▶ **Task brief**: Each line of the material must be repeated precisely, with the pictures left out.

▶ **Data provided**:
-- BEGIN --
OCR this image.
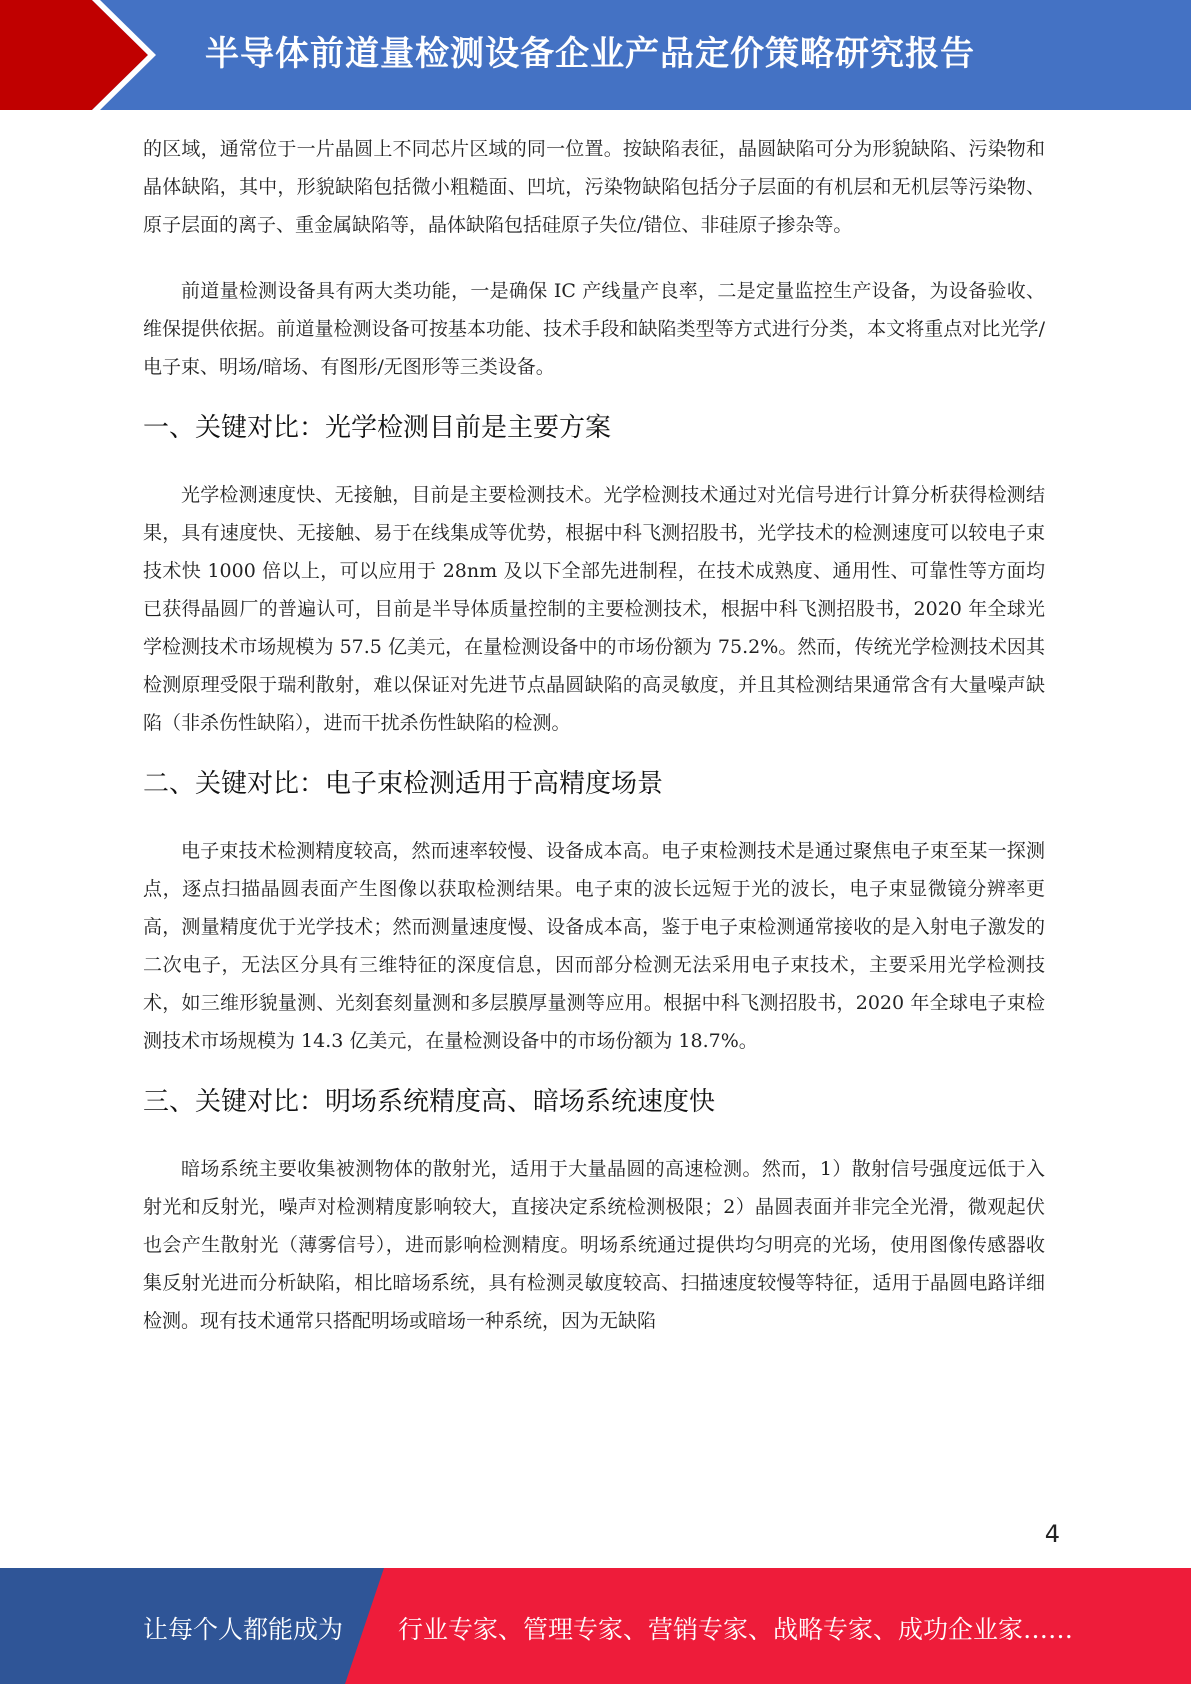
半导体前道量检测设备企业产品定价策略研究报告

的区域，通常位于一片晶圆上不同芯片区域的同一位置。按缺陷表征，晶圆缺陷可分为形貌缺陷、污染物和晶体缺陷，其中，形貌缺陷包括微小粗糙面、凹坑，污染物缺陷包括分子层面的有机层和无机层等污染物、原子层面的离子、重金属缺陷等，晶体缺陷包括硅原子失位/错位、非硅原子掺杂等。

前道量检测设备具有两大类功能，一是确保 IC 产线量产良率，二是定量监控生产设备，为设备验收、维保提供依据。前道量检测设备可按基本功能、技术手段和缺陷类型等方式进行分类，本文将重点对比光学/电子束、明场/暗场、有图形/无图形等三类设备。

一、关键对比：光学检测目前是主要方案

光学检测速度快、无接触，目前是主要检测技术。光学检测技术通过对光信号进行计算分析获得检测结果，具有速度快、无接触、易于在线集成等优势，根据中科飞测招股书，光学技术的检测速度可以较电子束技术快 1000 倍以上，可以应用于 28nm 及以下全部先进制程，在技术成熟度、通用性、可靠性等方面均已获得晶圆厂的普遍认可，目前是半导体质量控制的主要检测技术，根据中科飞测招股书，2020 年全球光学检测技术市场规模为 57.5 亿美元，在量检测设备中的市场份额为 75.2%。然而，传统光学检测技术因其检测原理受限于瑞利散射，难以保证对先进节点晶圆缺陷的高灵敏度，并且其检测结果通常含有大量噪声缺陷（非杀伤性缺陷），进而干扰杀伤性缺陷的检测。

二、关键对比：电子束检测适用于高精度场景

电子束技术检测精度较高，然而速率较慢、设备成本高。电子束检测技术是通过聚焦电子束至某一探测点，逐点扫描晶圆表面产生图像以获取检测结果。电子束的波长远短于光的波长，电子束显微镜分辨率更高，测量精度优于光学技术；然而测量速度慢、设备成本高，鉴于电子束检测通常接收的是入射电子激发的二次电子，无法区分具有三维特征的深度信息，因而部分检测无法采用电子束技术，主要采用光学检测技术，如三维形貌量测、光刻套刻量测和多层膜厚量测等应用。根据中科飞测招股书，2020 年全球电子束检测技术市场规模为 14.3 亿美元，在量检测设备中的市场份额为 18.7%。

三、关键对比：明场系统精度高、暗场系统速度快

暗场系统主要收集被测物体的散射光，适用于大量晶圆的高速检测。然而，1）散射信号强度远低于入射光和反射光，噪声对检测精度影响较大，直接决定系统检测极限；2）晶圆表面并非完全光滑，微观起伏也会产生散射光（薄雾信号），进而影响检测精度。明场系统通过提供均匀明亮的光场，使用图像传感器收集反射光进而分析缺陷，相比暗场系统，具有检测灵敏度较高、扫描速度较慢等特征，适用于晶圆电路详细检测。现有技术通常只搭配明场或暗场一种系统，因为无缺陷

4
让每个人都能成为 行业专家、管理专家、营销专家、战略专家、成功企业家……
-- END --
▶ **Solution below**:
OCR this image.
半导体前道量检测设备企业产品定价策略研究报告

的区域，通常位于一片晶圆上不同芯片区域的同一位置。按缺陷表征，晶圆缺陷可分为形貌缺陷、污染物和晶体缺陷，其中，形貌缺陷包括微小粗糙面、凹坑，污染物缺陷包括分子层面的有机层和无机层等污染物、原子层面的离子、重金属缺陷等，晶体缺陷包括硅原子失位/错位、非硅原子掺杂等。

前道量检测设备具有两大类功能，一是确保 IC 产线量产良率，二是定量监控生产设备，为设备验收、维保提供依据。前道量检测设备可按基本功能、技术手段和缺陷类型等方式进行分类，本文将重点对比光学/电子束、明场/暗场、有图形/无图形等三类设备。

一、关键对比：光学检测目前是主要方案

光学检测速度快、无接触，目前是主要检测技术。光学检测技术通过对光信号进行计算分析获得检测结果，具有速度快、无接触、易于在线集成等优势，根据中科飞测招股书，光学技术的检测速度可以较电子束技术快 1000 倍以上，可以应用于 28nm 及以下全部先进制程，在技术成熟度、通用性、可靠性等方面均已获得晶圆厂的普遍认可，目前是半导体质量控制的主要检测技术，根据中科飞测招股书，2020 年全球光学检测技术市场规模为 57.5 亿美元，在量检测设备中的市场份额为 75.2%。然而，传统光学检测技术因其检测原理受限于瑞利散射，难以保证对先进节点晶圆缺陷的高灵敏度，并且其检测结果通常含有大量噪声缺陷（非杀伤性缺陷），进而干扰杀伤性缺陷的检测。

二、关键对比：电子束检测适用于高精度场景

电子束技术检测精度较高，然而速率较慢、设备成本高。电子束检测技术是通过聚焦电子束至某一探测点，逐点扫描晶圆表面产生图像以获取检测结果。电子束的波长远短于光的波长，电子束显微镜分辨率更高，测量精度优于光学技术；然而测量速度慢、设备成本高，鉴于电子束检测通常接收的是入射电子激发的二次电子，无法区分具有三维特征的深度信息，因而部分检测无法采用电子束技术，主要采用光学检测技术，如三维形貌量测、光刻套刻量测和多层膜厚量测等应用。根据中科飞测招股书，2020 年全球电子束检测技术市场规模为 14.3 亿美元，在量检测设备中的市场份额为 18.7%。

三、关键对比：明场系统精度高、暗场系统速度快

暗场系统主要收集被测物体的散射光，适用于大量晶圆的高速检测。然而，1）散射信号强度远低于入射光和反射光，噪声对检测精度影响较大，直接决定系统检测极限；2）晶圆表面并非完全光滑，微观起伏也会产生散射光（薄雾信号），进而影响检测精度。明场系统通过提供均匀明亮的光场，使用图像传感器收集反射光进而分析缺陷，相比暗场系统，具有检测灵敏度较高、扫描速度较慢等特征，适用于晶圆电路详细检测。现有技术通常只搭配明场或暗场一种系统，因为无缺陷

4
让每个人都能成为 行业专家、管理专家、营销专家、战略专家、成功企业家……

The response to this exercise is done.